■ Directions for this task: Transcribe the listing word for word.

■ Supplied records:
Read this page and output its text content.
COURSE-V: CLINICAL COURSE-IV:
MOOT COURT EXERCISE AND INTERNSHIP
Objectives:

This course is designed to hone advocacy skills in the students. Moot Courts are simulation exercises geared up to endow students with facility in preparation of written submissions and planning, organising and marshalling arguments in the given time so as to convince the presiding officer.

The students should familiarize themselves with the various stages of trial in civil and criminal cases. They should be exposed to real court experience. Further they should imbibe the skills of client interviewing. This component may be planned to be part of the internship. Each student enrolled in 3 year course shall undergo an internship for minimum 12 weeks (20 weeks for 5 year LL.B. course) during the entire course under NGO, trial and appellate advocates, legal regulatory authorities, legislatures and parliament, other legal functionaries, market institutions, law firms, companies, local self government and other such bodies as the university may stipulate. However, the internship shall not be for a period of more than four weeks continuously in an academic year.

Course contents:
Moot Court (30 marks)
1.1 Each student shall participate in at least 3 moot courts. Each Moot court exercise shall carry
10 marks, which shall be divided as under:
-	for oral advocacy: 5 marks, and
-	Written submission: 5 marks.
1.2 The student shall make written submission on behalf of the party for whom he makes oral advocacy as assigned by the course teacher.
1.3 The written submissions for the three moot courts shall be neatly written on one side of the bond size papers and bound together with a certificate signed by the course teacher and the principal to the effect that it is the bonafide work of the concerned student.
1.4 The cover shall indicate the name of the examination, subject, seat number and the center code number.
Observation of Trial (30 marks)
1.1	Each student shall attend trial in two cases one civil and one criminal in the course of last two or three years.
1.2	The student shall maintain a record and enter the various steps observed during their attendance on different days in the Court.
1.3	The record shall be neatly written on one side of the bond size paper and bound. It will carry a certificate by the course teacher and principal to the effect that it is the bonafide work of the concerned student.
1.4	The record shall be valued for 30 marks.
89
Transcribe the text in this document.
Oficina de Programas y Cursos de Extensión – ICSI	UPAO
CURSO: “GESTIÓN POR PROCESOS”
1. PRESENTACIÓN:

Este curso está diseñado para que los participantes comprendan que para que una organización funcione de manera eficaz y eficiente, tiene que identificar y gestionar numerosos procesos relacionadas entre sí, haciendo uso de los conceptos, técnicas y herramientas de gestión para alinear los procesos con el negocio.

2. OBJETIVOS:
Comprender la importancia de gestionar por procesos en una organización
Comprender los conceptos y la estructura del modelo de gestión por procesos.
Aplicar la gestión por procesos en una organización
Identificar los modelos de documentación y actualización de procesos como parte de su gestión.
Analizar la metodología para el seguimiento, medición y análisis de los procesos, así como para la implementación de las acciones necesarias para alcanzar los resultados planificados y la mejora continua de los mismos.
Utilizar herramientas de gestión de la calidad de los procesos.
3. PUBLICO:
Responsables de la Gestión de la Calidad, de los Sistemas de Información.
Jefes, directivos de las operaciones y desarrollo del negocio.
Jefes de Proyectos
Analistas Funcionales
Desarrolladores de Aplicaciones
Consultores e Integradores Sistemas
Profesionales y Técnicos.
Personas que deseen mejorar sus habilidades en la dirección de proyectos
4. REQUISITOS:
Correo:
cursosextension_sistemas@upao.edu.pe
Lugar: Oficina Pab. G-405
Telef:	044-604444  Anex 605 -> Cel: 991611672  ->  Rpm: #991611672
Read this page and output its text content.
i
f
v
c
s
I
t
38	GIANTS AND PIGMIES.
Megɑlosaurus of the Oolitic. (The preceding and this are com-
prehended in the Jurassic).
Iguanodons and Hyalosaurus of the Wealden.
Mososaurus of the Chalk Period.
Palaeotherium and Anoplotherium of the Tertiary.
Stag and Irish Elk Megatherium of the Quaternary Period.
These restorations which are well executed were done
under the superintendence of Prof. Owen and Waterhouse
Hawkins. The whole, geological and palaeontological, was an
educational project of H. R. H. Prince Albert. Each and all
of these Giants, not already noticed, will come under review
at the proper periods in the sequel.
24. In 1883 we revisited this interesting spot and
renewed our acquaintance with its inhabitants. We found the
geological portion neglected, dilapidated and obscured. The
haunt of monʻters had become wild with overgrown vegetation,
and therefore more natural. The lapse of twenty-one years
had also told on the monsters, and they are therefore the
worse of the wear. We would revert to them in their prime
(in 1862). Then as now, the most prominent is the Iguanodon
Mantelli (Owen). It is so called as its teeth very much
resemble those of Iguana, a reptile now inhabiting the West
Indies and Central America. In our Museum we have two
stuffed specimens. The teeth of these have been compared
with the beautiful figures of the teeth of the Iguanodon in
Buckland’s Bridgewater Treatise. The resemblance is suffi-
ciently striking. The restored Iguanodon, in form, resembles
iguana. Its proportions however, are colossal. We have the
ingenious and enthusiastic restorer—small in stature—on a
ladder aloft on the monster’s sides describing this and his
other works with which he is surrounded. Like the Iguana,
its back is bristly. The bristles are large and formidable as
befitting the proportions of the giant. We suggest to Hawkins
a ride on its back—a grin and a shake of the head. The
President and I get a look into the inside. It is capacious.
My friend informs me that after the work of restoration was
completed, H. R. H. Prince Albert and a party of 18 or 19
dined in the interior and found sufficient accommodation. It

■ Exercise solution:
Read this page and output its text content.
COURSE-V: CLINICAL COURSE-IV:
MOOT COURT EXERCISE AND INTERNSHIP
Objectives:

This course is designed to hone advocacy skills in the students. Moot Courts are simulation exercises geared up to endow students with facility in preparation of written submissions and planning, organising and marshalling arguments in the given time so as to convince the presiding officer.

The students should familiarize themselves with the various stages of trial in civil and criminal cases. They should be exposed to real court experience. Further they should imbibe the skills of client interviewing. This component may be planned to be part of the internship. Each student enrolled in 3 year course shall undergo an internship for minimum 12 weeks (20 weeks for 5 year LL.B. course) during the entire course under NGO, trial and appellate advocates, legal regulatory authorities, legislatures and parliament, other legal functionaries, market institutions, law firms, companies, local self government and other such bodies as the university may stipulate. However, the internship shall not be for a period of more than four weeks continuously in an academic year.

Course contents:
Moot Court (30 marks)
1.1 Each student shall participate in at least 3 moot courts. Each Moot court exercise shall carry
10 marks, which shall be divided as under:
-	for oral advocacy: 5 marks, and
-	Written submission: 5 marks.
1.2 The student shall make written submission on behalf of the party for whom he makes oral advocacy as assigned by the course teacher.
1.3 The written submissions for the three moot courts shall be neatly written on one side of the bond size papers and bound together with a certificate signed by the course teacher and the principal to the effect that it is the bonafide work of the concerned student.
1.4 The cover shall indicate the name of the examination, subject, seat number and the center code number.
Observation of Trial (30 marks)
1.1	Each student shall attend trial in two cases one civil and one criminal in the course of last two or three years.
1.2	The student shall maintain a record and enter the various steps observed during their attendance on different days in the Court.
1.3	The record shall be neatly written on one side of the bond size paper and bound. It will carry a certificate by the course teacher and principal to the effect that it is the bonafide work of the concerned student.
1.4	The record shall be valued for 30 marks.
89
Transcribe the text in this document.
Oficina de Programas y Cursos de Extensión – ICSI	UPAO
CURSO: “GESTIÓN POR PROCESOS”
1. PRESENTACIÓN:

Este curso está diseñado para que los participantes comprendan que para que una organización funcione de manera eficaz y eficiente, tiene que identificar y gestionar numerosos procesos relacionadas entre sí, haciendo uso de los conceptos, técnicas y herramientas de gestión para alinear los procesos con el negocio.

2. OBJETIVOS:
Comprender la importancia de gestionar por procesos en una organización
Comprender los conceptos y la estructura del modelo de gestión por procesos.
Aplicar la gestión por procesos en una organización
Identificar los modelos de documentación y actualización de procesos como parte de su gestión.
Analizar la metodología para el seguimiento, medición y análisis de los procesos, así como para la implementación de las acciones necesarias para alcanzar los resultados planificados y la mejora continua de los mismos.
Utilizar herramientas de gestión de la calidad de los procesos.
3. PUBLICO:
Responsables de la Gestión de la Calidad, de los Sistemas de Información.
Jefes, directivos de las operaciones y desarrollo del negocio.
Jefes de Proyectos
Analistas Funcionales
Desarrolladores de Aplicaciones
Consultores e Integradores Sistemas
Profesionales y Técnicos.
Personas que deseen mejorar sus habilidades en la dirección de proyectos
4. REQUISITOS:
Correo:
cursosextension_sistemas@upao.edu.pe
Lugar: Oficina Pab. G-405
Telef:	044-604444  Anex 605 -> Cel: 991611672  ->  Rpm: #991611672
Read this page and output its text content.
i
f
v
c
s
I
t
38	GIANTS AND PIGMIES.
Megɑlosaurus of the Oolitic. (The preceding and this are com-
prehended in the Jurassic).
Iguanodons and Hyalosaurus of the Wealden.
Mososaurus of the Chalk Period.
Palaeotherium and Anoplotherium of the Tertiary.
Stag and Irish Elk Megatherium of the Quaternary Period.
These restorations which are well executed were done
under the superintendence of Prof. Owen and Waterhouse
Hawkins. The whole, geological and palaeontological, was an
educational project of H. R. H. Prince Albert. Each and all
of these Giants, not already noticed, will come under review
at the proper periods in the sequel.
24. In 1883 we revisited this interesting spot and
renewed our acquaintance with its inhabitants. We found the
geological portion neglected, dilapidated and obscured. The
haunt of monʻters had become wild with overgrown vegetation,
and therefore more natural. The lapse of twenty-one years
had also told on the monsters, and they are therefore the
worse of the wear. We would revert to them in their prime
(in 1862). Then as now, the most prominent is the Iguanodon
Mantelli (Owen). It is so called as its teeth very much
resemble those of Iguana, a reptile now inhabiting the West
Indies and Central America. In our Museum we have two
stuffed specimens. The teeth of these have been compared
with the beautiful figures of the teeth of the Iguanodon in
Buckland’s Bridgewater Treatise. The resemblance is suffi-
ciently striking. The restored Iguanodon, in form, resembles
iguana. Its proportions however, are colossal. We have the
ingenious and enthusiastic restorer—small in stature—on a
ladder aloft on the monster’s sides describing this and his
other works with which he is surrounded. Like the Iguana,
its back is bristly. The bristles are large and formidable as
befitting the proportions of the giant. We suggest to Hawkins
a ride on its back—a grin and a shake of the head. The
President and I get a look into the inside. It is capacious.
My friend informs me that after the work of restoration was
completed, H. R. H. Prince Albert and a party of 18 or 19
dined in the interior and found sufficient accommodation. It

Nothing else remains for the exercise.